◆ **Record extracts**
______________________________
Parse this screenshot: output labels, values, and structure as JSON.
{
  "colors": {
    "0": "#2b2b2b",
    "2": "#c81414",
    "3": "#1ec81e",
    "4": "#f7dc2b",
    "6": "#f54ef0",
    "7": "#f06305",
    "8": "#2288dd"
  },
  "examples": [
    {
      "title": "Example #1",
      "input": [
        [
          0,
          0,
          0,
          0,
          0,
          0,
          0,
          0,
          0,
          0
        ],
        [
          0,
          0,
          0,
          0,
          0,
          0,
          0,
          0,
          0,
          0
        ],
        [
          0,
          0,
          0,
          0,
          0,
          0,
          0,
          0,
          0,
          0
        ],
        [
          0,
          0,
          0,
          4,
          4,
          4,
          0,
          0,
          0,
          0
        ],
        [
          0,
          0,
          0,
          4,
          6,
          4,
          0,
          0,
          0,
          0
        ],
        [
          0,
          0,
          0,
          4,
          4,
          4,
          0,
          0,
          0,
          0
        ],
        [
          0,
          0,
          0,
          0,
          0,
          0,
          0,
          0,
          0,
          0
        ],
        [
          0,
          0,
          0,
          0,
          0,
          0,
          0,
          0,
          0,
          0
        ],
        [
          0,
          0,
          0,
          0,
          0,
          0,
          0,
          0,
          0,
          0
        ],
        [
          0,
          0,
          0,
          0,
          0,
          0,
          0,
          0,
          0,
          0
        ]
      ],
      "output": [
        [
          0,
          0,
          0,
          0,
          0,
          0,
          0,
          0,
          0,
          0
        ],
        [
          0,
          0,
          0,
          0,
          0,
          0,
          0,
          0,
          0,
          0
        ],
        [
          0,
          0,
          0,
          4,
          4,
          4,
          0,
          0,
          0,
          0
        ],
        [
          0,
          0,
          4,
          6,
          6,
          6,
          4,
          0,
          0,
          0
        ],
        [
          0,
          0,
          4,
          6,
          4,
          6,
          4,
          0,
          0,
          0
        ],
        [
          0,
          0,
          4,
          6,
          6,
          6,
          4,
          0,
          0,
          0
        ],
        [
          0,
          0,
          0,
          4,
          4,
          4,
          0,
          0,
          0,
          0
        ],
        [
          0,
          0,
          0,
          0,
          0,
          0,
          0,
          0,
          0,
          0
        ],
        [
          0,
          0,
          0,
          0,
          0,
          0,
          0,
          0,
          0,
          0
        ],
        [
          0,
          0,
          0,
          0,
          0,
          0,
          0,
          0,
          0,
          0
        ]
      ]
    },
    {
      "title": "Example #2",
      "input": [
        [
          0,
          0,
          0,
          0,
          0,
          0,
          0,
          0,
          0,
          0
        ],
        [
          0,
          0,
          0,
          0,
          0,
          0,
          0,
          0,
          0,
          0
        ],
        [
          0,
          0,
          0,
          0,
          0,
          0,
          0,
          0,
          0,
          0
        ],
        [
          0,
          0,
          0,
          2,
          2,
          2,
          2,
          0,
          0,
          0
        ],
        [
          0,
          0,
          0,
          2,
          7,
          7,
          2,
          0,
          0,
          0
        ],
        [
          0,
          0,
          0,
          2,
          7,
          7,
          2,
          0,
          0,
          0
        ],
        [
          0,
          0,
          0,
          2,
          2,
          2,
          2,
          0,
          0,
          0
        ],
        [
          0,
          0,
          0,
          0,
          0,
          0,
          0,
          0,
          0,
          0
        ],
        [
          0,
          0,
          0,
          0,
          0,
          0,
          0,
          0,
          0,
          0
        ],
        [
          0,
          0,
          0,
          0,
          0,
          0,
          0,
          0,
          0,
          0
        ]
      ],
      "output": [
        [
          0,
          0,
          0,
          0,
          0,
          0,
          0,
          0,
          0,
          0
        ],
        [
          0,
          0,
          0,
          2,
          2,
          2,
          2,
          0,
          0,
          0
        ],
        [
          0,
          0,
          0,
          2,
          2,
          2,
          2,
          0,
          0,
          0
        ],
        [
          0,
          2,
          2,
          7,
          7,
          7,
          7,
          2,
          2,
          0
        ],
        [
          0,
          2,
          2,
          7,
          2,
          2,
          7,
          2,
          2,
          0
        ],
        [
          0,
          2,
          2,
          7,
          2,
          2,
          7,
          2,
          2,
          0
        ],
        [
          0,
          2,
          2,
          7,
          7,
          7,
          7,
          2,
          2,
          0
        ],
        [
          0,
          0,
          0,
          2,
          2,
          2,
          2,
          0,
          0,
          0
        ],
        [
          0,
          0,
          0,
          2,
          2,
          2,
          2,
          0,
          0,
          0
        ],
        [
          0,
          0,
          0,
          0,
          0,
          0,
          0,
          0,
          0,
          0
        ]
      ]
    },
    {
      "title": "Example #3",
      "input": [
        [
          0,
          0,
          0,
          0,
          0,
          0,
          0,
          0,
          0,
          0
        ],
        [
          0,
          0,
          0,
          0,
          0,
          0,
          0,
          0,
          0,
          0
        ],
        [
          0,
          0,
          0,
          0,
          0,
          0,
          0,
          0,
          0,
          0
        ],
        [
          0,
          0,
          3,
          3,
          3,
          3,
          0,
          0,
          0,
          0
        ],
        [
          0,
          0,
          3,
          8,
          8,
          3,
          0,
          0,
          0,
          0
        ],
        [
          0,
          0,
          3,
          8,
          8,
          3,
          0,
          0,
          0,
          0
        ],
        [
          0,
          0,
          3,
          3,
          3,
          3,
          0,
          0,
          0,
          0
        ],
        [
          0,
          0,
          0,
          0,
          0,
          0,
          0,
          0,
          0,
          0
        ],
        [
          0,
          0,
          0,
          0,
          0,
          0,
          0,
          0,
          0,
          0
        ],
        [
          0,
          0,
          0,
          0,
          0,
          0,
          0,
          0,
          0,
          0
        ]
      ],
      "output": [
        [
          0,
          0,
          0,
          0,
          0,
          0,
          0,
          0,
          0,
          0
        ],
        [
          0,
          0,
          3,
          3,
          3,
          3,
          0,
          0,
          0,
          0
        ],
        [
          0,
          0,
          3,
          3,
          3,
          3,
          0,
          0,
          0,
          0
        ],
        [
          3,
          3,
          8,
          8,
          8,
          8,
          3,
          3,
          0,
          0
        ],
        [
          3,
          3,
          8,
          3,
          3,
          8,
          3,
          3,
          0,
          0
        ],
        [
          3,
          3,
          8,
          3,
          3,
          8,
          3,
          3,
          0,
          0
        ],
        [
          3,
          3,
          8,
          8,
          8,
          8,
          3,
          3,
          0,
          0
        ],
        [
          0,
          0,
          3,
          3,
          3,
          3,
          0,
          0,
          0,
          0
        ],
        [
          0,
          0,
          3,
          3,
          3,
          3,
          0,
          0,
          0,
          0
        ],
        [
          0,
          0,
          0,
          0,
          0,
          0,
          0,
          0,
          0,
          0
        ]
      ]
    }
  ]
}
______________________________
◆ **Problem requirements**
Reproduce the material exactly, with every line intact.

◆ **Exercise solution**
Parse this screenshot: output labels, values, and structure as JSON.
{
  "colors": {
    "0": "#2b2b2b",
    "2": "#c81414",
    "3": "#1ec81e",
    "4": "#f7dc2b",
    "6": "#f54ef0",
    "7": "#f06305",
    "8": "#2288dd"
  },
  "examples": [
    {
      "title": "Example #1",
      "input": [
        [
          0,
          0,
          0,
          0,
          0,
          0,
          0,
          0,
          0,
          0
        ],
        [
          0,
          0,
          0,
          0,
          0,
          0,
          0,
          0,
          0,
          0
        ],
        [
          0,
          0,
          0,
          0,
          0,
          0,
          0,
          0,
          0,
          0
        ],
        [
          0,
          0,
          0,
          4,
          4,
          4,
          0,
          0,
          0,
          0
        ],
        [
          0,
          0,
          0,
          4,
          6,
          4,
          0,
          0,
          0,
          0
        ],
        [
          0,
          0,
          0,
          4,
          4,
          4,
          0,
          0,
          0,
          0
        ],
        [
          0,
          0,
          0,
          0,
          0,
          0,
          0,
          0,
          0,
          0
        ],
        [
          0,
          0,
          0,
          0,
          0,
          0,
          0,
          0,
          0,
          0
        ],
        [
          0,
          0,
          0,
          0,
          0,
          0,
          0,
          0,
          0,
          0
        ],
        [
          0,
          0,
          0,
          0,
          0,
          0,
          0,
          0,
          0,
          0
        ]
      ],
      "output": [
        [
          0,
          0,
          0,
          0,
          0,
          0,
          0,
          0,
          0,
          0
        ],
        [
          0,
          0,
          0,
          0,
          0,
          0,
          0,
          0,
          0,
          0
        ],
        [
          0,
          0,
          0,
          4,
          4,
          4,
          0,
          0,
          0,
          0
        ],
        [
          0,
          0,
          4,
          6,
          6,
          6,
          4,
          0,
          0,
          0
        ],
        [
          0,
          0,
          4,
          6,
          4,
          6,
          4,
          0,
          0,
          0
        ],
        [
          0,
          0,
          4,
          6,
          6,
          6,
          4,
          0,
          0,
          0
        ],
        [
          0,
          0,
          0,
          4,
          4,
          4,
          0,
          0,
          0,
          0
        ],
        [
          0,
          0,
          0,
          0,
          0,
          0,
          0,
          0,
          0,
          0
        ],
        [
          0,
          0,
          0,
          0,
          0,
          0,
          0,
          0,
          0,
          0
        ],
        [
          0,
          0,
          0,
          0,
          0,
          0,
          0,
          0,
          0,
          0
        ]
      ]
    },
    {
      "title": "Example #2",
      "input": [
        [
          0,
          0,
          0,
          0,
          0,
          0,
          0,
          0,
          0,
          0
        ],
        [
          0,
          0,
          0,
          0,
          0,
          0,
          0,
          0,
          0,
          0
        ],
        [
          0,
          0,
          0,
          0,
          0,
          0,
          0,
          0,
          0,
          0
        ],
        [
          0,
          0,
          0,
          2,
          2,
          2,
          2,
          0,
          0,
          0
        ],
        [
          0,
          0,
          0,
          2,
          7,
          7,
          2,
          0,
          0,
          0
        ],
        [
          0,
          0,
          0,
          2,
          7,
          7,
          2,
          0,
          0,
          0
        ],
        [
          0,
          0,
          0,
          2,
          2,
          2,
          2,
          0,
          0,
          0
        ],
        [
          0,
          0,
          0,
          0,
          0,
          0,
          0,
          0,
          0,
          0
        ],
        [
          0,
          0,
          0,
          0,
          0,
          0,
          0,
          0,
          0,
          0
        ],
        [
          0,
          0,
          0,
          0,
          0,
          0,
          0,
          0,
          0,
          0
        ]
      ],
      "output": [
        [
          0,
          0,
          0,
          0,
          0,
          0,
          0,
          0,
          0,
          0
        ],
        [
          0,
          0,
          0,
          2,
          2,
          2,
          2,
          0,
          0,
          0
        ],
        [
          0,
          0,
          0,
          2,
          2,
          2,
          2,
          0,
          0,
          0
        ],
        [
          0,
          2,
          2,
          7,
          7,
          7,
          7,
          2,
          2,
          0
        ],
        [
          0,
          2,
          2,
          7,
          2,
          2,
          7,
          2,
          2,
          0
        ],
        [
          0,
          2,
          2,
          7,
          2,
          2,
          7,
          2,
          2,
          0
        ],
        [
          0,
          2,
          2,
          7,
          7,
          7,
          7,
          2,
          2,
          0
        ],
        [
          0,
          0,
          0,
          2,
          2,
          2,
          2,
          0,
          0,
          0
        ],
        [
          0,
          0,
          0,
          2,
          2,
          2,
          2,
          0,
          0,
          0
        ],
        [
          0,
          0,
          0,
          0,
          0,
          0,
          0,
          0,
          0,
          0
        ]
      ]
    },
    {
      "title": "Example #3",
      "input": [
        [
          0,
          0,
          0,
          0,
          0,
          0,
          0,
          0,
          0,
          0
        ],
        [
          0,
          0,
          0,
          0,
          0,
          0,
          0,
          0,
          0,
          0
        ],
        [
          0,
          0,
          0,
          0,
          0,
          0,
          0,
          0,
          0,
          0
        ],
        [
          0,
          0,
          3,
          3,
          3,
          3,
          0,
          0,
          0,
          0
        ],
        [
          0,
          0,
          3,
          8,
          8,
          3,
          0,
          0,
          0,
          0
        ],
        [
          0,
          0,
          3,
          8,
          8,
          3,
          0,
          0,
          0,
          0
        ],
        [
          0,
          0,
          3,
          3,
          3,
          3,
          0,
          0,
          0,
          0
        ],
        [
          0,
          0,
          0,
          0,
          0,
          0,
          0,
          0,
          0,
          0
        ],
        [
          0,
          0,
          0,
          0,
          0,
          0,
          0,
          0,
          0,
          0
        ],
        [
          0,
          0,
          0,
          0,
          0,
          0,
          0,
          0,
          0,
          0
        ]
      ],
      "output": [
        [
          0,
          0,
          0,
          0,
          0,
          0,
          0,
          0,
          0,
          0
        ],
        [
          0,
          0,
          3,
          3,
          3,
          3,
          0,
          0,
          0,
          0
        ],
        [
          0,
          0,
          3,
          3,
          3,
          3,
          0,
          0,
          0,
          0
        ],
        [
          3,
          3,
          8,
          8,
          8,
          8,
          3,
          3,
          0,
          0
        ],
        [
          3,
          3,
          8,
          3,
          3,
          8,
          3,
          3,
          0,
          0
        ],
        [
          3,
          3,
          8,
          3,
          3,
          8,
          3,
          3,
          0,
          0
        ],
        [
          3,
          3,
          8,
          8,
          8,
          8,
          3,
          3,
          0,
          0
        ],
        [
          0,
          0,
          3,
          3,
          3,
          3,
          0,
          0,
          0,
          0
        ],
        [
          0,
          0,
          3,
          3,
          3,
          3,
          0,
          0,
          0,
          0
        ],
        [
          0,
          0,
          0,
          0,
          0,
          0,
          0,
          0,
          0,
          0
        ]
      ]
    }
  ]
}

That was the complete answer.